=== Begin Enclosure ===

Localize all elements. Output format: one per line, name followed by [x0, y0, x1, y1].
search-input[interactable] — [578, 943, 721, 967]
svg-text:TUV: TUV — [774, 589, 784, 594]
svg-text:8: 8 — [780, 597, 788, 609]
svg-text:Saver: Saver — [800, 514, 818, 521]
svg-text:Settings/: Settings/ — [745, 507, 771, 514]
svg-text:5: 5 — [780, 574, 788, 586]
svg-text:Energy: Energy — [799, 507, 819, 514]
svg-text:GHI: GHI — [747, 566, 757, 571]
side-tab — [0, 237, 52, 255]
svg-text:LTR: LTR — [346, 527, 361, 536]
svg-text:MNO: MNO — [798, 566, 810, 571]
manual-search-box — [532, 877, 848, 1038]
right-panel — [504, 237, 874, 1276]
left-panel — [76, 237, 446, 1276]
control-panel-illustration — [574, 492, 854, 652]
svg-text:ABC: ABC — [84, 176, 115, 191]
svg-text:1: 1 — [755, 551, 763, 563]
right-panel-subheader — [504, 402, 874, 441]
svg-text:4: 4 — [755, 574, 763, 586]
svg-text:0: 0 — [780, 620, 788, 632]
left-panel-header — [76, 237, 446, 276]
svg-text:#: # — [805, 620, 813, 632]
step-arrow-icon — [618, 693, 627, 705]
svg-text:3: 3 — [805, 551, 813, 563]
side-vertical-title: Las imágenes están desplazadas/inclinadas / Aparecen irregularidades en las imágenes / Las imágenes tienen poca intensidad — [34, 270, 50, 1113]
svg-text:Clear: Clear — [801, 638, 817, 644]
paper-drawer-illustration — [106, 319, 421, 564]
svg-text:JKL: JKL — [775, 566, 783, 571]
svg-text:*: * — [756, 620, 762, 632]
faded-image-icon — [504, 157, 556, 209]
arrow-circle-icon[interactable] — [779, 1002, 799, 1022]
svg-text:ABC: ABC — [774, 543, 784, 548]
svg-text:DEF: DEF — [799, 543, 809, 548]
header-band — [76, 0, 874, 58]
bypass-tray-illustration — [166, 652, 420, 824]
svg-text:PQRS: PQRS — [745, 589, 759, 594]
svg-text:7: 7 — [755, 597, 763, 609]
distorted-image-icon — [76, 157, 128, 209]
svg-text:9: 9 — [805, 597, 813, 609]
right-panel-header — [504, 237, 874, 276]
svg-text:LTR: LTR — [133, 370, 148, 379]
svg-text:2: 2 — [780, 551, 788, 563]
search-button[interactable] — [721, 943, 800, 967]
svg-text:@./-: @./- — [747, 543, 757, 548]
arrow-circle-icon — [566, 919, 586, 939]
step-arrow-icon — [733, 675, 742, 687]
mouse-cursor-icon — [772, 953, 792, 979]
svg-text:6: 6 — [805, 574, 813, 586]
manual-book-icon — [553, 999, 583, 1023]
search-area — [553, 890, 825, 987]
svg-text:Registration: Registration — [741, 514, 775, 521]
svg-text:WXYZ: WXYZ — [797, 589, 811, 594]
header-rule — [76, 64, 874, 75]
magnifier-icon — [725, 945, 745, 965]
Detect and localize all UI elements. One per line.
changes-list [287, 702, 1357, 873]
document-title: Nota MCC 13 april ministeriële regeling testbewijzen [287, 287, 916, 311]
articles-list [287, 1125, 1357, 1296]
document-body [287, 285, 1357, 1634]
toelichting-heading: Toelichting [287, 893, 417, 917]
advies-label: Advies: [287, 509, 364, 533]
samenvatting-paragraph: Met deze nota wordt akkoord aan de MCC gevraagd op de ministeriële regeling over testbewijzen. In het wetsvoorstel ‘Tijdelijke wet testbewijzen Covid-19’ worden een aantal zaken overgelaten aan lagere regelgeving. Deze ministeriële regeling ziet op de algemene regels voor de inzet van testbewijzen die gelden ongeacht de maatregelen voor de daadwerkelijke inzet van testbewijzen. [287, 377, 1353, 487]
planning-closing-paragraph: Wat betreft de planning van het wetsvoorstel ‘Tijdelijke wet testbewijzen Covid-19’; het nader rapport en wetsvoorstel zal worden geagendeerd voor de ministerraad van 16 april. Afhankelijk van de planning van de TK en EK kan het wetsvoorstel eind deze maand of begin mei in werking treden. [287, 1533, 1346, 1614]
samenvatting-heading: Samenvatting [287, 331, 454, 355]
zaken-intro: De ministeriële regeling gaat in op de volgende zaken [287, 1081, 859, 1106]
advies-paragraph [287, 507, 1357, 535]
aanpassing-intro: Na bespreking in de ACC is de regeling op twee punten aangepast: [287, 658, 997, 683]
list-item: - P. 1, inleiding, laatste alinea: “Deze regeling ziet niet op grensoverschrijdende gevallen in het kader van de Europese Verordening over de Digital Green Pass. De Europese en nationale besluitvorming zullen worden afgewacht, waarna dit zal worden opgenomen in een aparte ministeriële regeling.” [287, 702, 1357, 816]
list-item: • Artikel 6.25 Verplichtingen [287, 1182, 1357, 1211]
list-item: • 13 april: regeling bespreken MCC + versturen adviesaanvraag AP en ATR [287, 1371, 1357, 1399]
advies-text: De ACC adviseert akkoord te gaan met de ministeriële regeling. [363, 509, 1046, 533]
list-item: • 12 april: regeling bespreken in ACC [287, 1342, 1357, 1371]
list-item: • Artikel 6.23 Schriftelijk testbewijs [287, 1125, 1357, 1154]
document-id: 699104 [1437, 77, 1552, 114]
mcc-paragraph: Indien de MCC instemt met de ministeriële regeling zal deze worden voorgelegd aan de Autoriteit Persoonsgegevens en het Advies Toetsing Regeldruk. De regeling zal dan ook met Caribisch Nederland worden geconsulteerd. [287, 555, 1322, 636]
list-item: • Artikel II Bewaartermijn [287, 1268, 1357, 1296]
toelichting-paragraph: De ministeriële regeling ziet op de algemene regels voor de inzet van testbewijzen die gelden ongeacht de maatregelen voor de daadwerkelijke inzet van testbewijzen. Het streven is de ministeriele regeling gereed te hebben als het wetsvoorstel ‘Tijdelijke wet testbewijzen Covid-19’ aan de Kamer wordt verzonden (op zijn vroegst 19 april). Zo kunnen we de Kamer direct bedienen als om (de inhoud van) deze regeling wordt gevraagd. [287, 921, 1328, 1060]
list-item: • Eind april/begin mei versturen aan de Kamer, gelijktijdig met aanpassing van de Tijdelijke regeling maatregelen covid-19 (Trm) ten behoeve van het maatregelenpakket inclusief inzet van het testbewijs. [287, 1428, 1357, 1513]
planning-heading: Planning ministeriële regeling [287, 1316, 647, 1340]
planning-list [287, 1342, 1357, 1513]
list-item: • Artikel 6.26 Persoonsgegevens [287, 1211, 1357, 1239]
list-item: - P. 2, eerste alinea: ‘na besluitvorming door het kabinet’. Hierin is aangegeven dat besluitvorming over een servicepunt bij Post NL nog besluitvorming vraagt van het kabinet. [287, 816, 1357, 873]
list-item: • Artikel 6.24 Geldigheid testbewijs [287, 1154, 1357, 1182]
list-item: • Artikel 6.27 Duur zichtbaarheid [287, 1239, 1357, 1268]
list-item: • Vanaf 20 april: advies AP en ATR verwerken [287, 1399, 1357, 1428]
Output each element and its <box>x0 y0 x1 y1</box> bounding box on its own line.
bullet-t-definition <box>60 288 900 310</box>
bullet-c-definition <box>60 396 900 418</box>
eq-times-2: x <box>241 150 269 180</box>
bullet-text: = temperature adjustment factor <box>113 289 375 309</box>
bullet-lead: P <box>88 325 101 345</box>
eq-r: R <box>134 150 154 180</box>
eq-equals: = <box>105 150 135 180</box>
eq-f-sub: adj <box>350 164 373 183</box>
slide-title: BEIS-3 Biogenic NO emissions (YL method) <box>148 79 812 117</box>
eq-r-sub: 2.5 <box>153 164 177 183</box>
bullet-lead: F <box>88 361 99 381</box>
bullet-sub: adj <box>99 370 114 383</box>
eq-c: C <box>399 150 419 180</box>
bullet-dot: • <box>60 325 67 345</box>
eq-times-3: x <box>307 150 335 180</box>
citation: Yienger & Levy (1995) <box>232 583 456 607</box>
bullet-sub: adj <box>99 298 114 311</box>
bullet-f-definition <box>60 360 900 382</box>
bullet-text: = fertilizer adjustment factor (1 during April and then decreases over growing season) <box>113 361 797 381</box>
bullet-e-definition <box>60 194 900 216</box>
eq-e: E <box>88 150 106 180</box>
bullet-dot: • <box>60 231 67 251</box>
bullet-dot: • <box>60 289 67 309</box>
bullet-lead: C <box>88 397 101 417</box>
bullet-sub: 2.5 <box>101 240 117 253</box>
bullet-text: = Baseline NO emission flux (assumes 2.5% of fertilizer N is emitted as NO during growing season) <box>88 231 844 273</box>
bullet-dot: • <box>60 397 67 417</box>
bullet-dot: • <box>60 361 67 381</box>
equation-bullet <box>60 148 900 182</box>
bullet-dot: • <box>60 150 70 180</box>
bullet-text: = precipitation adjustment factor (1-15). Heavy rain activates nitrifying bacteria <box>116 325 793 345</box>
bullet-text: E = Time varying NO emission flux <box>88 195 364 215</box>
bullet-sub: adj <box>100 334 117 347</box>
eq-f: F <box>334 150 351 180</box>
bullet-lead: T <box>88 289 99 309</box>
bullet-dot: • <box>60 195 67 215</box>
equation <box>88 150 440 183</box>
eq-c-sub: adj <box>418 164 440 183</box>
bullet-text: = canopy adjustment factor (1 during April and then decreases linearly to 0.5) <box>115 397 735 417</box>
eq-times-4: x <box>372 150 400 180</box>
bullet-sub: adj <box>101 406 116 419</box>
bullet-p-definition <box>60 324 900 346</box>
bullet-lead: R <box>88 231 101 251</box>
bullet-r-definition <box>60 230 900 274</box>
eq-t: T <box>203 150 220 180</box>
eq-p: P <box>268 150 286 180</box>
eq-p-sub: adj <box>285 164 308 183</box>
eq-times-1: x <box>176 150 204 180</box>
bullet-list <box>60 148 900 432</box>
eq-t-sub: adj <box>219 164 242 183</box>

=== End Enclosure ===

■ THE PROBLEM: Provide only the count of lines above in which the word "image" occurs.

■ THE COMPLETED TASK: 2